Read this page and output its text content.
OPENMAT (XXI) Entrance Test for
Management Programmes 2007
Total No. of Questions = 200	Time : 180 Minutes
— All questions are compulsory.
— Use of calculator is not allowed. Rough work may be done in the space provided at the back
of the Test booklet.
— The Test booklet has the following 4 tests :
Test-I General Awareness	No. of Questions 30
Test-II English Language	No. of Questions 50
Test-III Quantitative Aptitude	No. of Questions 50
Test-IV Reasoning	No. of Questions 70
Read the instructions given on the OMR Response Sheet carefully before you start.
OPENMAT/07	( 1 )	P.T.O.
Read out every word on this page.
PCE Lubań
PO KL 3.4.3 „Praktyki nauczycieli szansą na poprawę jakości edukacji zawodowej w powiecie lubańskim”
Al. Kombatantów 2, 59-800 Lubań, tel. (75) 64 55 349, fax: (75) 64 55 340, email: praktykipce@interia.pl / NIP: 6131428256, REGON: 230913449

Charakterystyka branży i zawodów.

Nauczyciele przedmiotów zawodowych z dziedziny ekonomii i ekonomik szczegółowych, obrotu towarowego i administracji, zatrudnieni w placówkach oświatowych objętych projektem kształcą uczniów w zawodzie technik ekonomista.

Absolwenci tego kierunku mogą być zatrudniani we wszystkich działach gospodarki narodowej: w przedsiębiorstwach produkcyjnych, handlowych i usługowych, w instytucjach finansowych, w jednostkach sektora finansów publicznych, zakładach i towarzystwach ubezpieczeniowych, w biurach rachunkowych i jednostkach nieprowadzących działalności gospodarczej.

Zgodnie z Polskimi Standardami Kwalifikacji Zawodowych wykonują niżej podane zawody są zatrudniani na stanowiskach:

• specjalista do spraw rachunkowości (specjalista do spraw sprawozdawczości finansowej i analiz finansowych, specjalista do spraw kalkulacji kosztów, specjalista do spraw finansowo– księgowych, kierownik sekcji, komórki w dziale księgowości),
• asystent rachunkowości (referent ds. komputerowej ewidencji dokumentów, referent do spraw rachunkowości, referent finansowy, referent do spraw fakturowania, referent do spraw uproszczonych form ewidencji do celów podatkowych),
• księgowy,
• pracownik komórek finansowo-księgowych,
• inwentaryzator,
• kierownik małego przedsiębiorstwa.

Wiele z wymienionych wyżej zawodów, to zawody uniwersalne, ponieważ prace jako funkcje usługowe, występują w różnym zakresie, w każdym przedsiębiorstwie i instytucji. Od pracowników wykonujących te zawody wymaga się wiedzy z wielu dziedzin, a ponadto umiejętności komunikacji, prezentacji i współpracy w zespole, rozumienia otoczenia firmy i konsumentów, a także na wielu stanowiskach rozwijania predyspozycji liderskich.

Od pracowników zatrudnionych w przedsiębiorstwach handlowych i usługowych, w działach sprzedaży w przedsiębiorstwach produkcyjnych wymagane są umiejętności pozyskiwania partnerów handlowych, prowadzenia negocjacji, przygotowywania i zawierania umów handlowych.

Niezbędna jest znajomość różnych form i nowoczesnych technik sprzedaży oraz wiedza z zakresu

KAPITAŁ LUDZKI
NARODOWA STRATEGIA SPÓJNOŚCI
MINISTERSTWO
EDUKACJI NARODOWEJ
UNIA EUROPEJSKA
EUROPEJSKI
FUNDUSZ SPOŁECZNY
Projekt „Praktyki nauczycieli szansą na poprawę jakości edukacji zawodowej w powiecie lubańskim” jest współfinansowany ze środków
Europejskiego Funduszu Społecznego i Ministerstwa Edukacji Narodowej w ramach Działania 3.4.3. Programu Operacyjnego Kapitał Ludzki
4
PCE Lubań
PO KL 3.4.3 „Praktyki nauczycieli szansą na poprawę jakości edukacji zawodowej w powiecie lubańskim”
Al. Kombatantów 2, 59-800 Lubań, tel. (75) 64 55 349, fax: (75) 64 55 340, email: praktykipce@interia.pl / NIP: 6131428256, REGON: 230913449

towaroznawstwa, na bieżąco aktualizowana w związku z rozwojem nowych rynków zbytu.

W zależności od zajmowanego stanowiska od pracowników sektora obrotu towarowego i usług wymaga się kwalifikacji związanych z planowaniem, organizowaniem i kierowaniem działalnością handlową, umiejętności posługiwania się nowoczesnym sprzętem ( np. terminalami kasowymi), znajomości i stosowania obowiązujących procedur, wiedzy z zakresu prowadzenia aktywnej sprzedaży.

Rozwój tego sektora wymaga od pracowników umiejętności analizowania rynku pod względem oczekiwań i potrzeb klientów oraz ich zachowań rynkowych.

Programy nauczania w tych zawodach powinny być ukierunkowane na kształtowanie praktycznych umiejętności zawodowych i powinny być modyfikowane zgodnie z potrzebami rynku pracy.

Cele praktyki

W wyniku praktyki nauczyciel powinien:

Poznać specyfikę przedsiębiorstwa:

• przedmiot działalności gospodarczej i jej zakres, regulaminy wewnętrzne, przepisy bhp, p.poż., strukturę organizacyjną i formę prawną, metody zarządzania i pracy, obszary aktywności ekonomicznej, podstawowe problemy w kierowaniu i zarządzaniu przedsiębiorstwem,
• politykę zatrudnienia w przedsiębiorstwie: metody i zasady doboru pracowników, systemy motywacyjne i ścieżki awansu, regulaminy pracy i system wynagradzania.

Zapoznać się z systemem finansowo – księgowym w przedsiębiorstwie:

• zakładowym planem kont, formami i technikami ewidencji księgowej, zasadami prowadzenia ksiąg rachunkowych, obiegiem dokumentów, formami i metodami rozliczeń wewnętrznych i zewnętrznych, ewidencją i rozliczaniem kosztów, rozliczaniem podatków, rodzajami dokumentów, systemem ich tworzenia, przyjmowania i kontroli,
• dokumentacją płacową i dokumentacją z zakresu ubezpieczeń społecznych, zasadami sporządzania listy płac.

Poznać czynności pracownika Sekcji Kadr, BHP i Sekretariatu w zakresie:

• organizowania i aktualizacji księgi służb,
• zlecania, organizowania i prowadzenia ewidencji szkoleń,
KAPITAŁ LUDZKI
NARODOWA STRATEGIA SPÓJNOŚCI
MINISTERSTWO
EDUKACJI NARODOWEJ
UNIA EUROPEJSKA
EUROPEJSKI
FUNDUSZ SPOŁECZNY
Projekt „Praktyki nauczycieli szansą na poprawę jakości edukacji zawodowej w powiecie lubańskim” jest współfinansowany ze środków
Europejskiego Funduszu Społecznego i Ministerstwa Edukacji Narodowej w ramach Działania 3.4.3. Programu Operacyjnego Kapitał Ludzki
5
#####
● **TASK OBJECTIVE**:
Find how many lines hold the string "prowadzenia", and state that number alone.

● **REPLY**:
4